• STATED PROBLEM
Go over the entries below line by line, copying each one that contains the word "глаголы".

════════

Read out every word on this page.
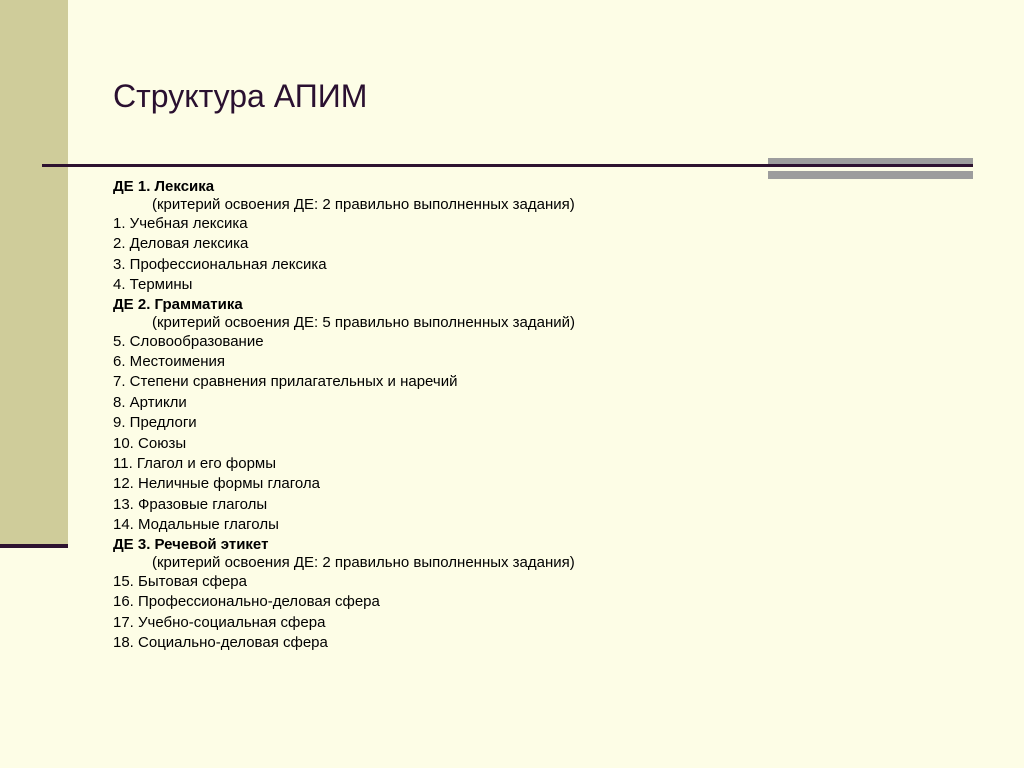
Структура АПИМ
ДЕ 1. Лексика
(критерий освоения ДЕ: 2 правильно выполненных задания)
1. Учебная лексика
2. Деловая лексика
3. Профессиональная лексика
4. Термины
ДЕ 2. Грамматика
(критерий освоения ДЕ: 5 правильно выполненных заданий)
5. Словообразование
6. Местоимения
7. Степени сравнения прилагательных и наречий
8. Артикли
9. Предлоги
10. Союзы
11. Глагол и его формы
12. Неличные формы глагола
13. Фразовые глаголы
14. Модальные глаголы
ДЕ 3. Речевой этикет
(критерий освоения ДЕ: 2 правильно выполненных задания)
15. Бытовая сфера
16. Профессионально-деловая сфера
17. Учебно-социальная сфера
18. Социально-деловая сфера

════════

• TASK RESULT
13. Фразовые глаголы
14. Модальные глаголы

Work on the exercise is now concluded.